● Directions for this task: Write out the records below word for word, please.
>> Start Given records
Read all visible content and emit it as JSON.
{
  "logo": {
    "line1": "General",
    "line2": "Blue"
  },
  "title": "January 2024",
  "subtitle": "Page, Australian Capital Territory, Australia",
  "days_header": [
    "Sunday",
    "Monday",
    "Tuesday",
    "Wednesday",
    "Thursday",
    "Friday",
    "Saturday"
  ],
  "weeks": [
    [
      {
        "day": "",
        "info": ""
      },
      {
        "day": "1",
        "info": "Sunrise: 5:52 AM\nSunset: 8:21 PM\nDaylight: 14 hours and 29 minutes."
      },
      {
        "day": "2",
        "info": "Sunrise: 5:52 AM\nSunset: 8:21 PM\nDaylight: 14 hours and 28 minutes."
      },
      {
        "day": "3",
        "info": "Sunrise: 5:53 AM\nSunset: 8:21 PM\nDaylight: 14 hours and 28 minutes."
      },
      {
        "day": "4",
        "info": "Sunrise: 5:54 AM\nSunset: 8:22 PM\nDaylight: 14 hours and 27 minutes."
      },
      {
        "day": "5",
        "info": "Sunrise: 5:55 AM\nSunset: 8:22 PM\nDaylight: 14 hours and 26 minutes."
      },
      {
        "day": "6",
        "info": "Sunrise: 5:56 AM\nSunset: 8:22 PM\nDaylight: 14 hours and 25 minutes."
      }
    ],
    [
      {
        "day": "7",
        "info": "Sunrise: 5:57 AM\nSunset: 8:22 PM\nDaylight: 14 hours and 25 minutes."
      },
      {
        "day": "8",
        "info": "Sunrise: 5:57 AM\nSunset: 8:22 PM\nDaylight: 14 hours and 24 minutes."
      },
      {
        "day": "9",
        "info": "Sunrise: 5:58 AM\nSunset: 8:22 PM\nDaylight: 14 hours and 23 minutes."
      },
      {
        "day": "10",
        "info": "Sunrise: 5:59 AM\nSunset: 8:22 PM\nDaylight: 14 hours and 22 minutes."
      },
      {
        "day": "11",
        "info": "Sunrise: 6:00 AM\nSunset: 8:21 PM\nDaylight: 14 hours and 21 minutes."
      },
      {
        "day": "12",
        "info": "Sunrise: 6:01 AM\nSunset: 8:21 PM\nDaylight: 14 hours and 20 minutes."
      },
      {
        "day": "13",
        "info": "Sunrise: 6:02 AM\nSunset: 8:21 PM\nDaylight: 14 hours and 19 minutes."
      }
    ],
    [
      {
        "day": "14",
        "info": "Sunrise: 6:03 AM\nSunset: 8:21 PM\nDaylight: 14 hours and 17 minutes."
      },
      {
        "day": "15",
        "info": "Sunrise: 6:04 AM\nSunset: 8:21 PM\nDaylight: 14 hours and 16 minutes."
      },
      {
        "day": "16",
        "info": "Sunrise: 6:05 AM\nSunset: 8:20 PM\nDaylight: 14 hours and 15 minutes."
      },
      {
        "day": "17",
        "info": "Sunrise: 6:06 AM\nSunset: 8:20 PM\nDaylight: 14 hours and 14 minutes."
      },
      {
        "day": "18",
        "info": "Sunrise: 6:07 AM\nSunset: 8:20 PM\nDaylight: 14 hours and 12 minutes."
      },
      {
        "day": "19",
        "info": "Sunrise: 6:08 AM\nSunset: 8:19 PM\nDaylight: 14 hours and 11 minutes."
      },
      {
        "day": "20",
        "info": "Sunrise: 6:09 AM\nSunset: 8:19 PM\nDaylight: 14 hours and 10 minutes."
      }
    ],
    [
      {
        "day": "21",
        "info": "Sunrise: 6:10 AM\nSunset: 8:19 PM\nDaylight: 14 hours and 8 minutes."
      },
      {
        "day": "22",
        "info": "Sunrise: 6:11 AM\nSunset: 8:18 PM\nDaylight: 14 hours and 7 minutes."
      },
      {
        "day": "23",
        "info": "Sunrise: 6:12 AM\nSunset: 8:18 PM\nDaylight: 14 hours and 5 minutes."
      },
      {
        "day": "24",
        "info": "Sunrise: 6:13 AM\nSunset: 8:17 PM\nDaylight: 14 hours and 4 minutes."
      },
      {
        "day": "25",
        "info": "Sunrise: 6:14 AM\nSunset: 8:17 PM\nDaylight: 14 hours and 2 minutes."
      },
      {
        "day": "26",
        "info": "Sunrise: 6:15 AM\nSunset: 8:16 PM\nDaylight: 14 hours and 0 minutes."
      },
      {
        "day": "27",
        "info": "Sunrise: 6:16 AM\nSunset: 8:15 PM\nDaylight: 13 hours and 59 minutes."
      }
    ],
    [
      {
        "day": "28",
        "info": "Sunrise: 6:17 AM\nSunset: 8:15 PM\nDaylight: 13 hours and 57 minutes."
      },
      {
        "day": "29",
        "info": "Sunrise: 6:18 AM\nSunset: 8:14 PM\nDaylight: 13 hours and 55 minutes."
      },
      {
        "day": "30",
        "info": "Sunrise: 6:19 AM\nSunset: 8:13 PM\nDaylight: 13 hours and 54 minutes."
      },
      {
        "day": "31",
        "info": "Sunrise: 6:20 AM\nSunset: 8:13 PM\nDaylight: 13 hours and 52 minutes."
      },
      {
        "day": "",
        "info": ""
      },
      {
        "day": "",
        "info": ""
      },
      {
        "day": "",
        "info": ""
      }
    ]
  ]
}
>> End Given records
● The answer:
Read all visible content and emit it as JSON.
{
  "logo": {
    "line1": "General",
    "line2": "Blue"
  },
  "title": "January 2024",
  "subtitle": "Page, Australian Capital Territory, Australia",
  "days_header": [
    "Sunday",
    "Monday",
    "Tuesday",
    "Wednesday",
    "Thursday",
    "Friday",
    "Saturday"
  ],
  "weeks": [
    [
      {
        "day": "",
        "info": ""
      },
      {
        "day": "1",
        "info": "Sunrise: 5:52 AM\nSunset: 8:21 PM\nDaylight: 14 hours and 29 minutes."
      },
      {
        "day": "2",
        "info": "Sunrise: 5:52 AM\nSunset: 8:21 PM\nDaylight: 14 hours and 28 minutes."
      },
      {
        "day": "3",
        "info": "Sunrise: 5:53 AM\nSunset: 8:21 PM\nDaylight: 14 hours and 28 minutes."
      },
      {
        "day": "4",
        "info": "Sunrise: 5:54 AM\nSunset: 8:22 PM\nDaylight: 14 hours and 27 minutes."
      },
      {
        "day": "5",
        "info": "Sunrise: 5:55 AM\nSunset: 8:22 PM\nDaylight: 14 hours and 26 minutes."
      },
      {
        "day": "6",
        "info": "Sunrise: 5:56 AM\nSunset: 8:22 PM\nDaylight: 14 hours and 25 minutes."
      }
    ],
    [
      {
        "day": "7",
        "info": "Sunrise: 5:57 AM\nSunset: 8:22 PM\nDaylight: 14 hours and 25 minutes."
      },
      {
        "day": "8",
        "info": "Sunrise: 5:57 AM\nSunset: 8:22 PM\nDaylight: 14 hours and 24 minutes."
      },
      {
        "day": "9",
        "info": "Sunrise: 5:58 AM\nSunset: 8:22 PM\nDaylight: 14 hours and 23 minutes."
      },
      {
        "day": "10",
        "info": "Sunrise: 5:59 AM\nSunset: 8:22 PM\nDaylight: 14 hours and 22 minutes."
      },
      {
        "day": "11",
        "info": "Sunrise: 6:00 AM\nSunset: 8:21 PM\nDaylight: 14 hours and 21 minutes."
      },
      {
        "day": "12",
        "info": "Sunrise: 6:01 AM\nSunset: 8:21 PM\nDaylight: 14 hours and 20 minutes."
      },
      {
        "day": "13",
        "info": "Sunrise: 6:02 AM\nSunset: 8:21 PM\nDaylight: 14 hours and 19 minutes."
      }
    ],
    [
      {
        "day": "14",
        "info": "Sunrise: 6:03 AM\nSunset: 8:21 PM\nDaylight: 14 hours and 17 minutes."
      },
      {
        "day": "15",
        "info": "Sunrise: 6:04 AM\nSunset: 8:21 PM\nDaylight: 14 hours and 16 minutes."
      },
      {
        "day": "16",
        "info": "Sunrise: 6:05 AM\nSunset: 8:20 PM\nDaylight: 14 hours and 15 minutes."
      },
      {
        "day": "17",
        "info": "Sunrise: 6:06 AM\nSunset: 8:20 PM\nDaylight: 14 hours and 14 minutes."
      },
      {
        "day": "18",
        "info": "Sunrise: 6:07 AM\nSunset: 8:20 PM\nDaylight: 14 hours and 12 minutes."
      },
      {
        "day": "19",
        "info": "Sunrise: 6:08 AM\nSunset: 8:19 PM\nDaylight: 14 hours and 11 minutes."
      },
      {
        "day": "20",
        "info": "Sunrise: 6:09 AM\nSunset: 8:19 PM\nDaylight: 14 hours and 10 minutes."
      }
    ],
    [
      {
        "day": "21",
        "info": "Sunrise: 6:10 AM\nSunset: 8:19 PM\nDaylight: 14 hours and 8 minutes."
      },
      {
        "day": "22",
        "info": "Sunrise: 6:11 AM\nSunset: 8:18 PM\nDaylight: 14 hours and 7 minutes."
      },
      {
        "day": "23",
        "info": "Sunrise: 6:12 AM\nSunset: 8:18 PM\nDaylight: 14 hours and 5 minutes."
      },
      {
        "day": "24",
        "info": "Sunrise: 6:13 AM\nSunset: 8:17 PM\nDaylight: 14 hours and 4 minutes."
      },
      {
        "day": "25",
        "info": "Sunrise: 6:14 AM\nSunset: 8:17 PM\nDaylight: 14 hours and 2 minutes."
      },
      {
        "day": "26",
        "info": "Sunrise: 6:15 AM\nSunset: 8:16 PM\nDaylight: 14 hours and 0 minutes."
      },
      {
        "day": "27",
        "info": "Sunrise: 6:16 AM\nSunset: 8:15 PM\nDaylight: 13 hours and 59 minutes."
      }
    ],
    [
      {
        "day": "28",
        "info": "Sunrise: 6:17 AM\nSunset: 8:15 PM\nDaylight: 13 hours and 57 minutes."
      },
      {
        "day": "29",
        "info": "Sunrise: 6:18 AM\nSunset: 8:14 PM\nDaylight: 13 hours and 55 minutes."
      },
      {
        "day": "30",
        "info": "Sunrise: 6:19 AM\nSunset: 8:13 PM\nDaylight: 13 hours and 54 minutes."
      },
      {
        "day": "31",
        "info": "Sunrise: 6:20 AM\nSunset: 8:13 PM\nDaylight: 13 hours and 52 minutes."
      },
      {
        "day": "",
        "info": ""
      },
      {
        "day": "",
        "info": ""
      },
      {
        "day": "",
        "info": ""
      }
    ]
  ]
}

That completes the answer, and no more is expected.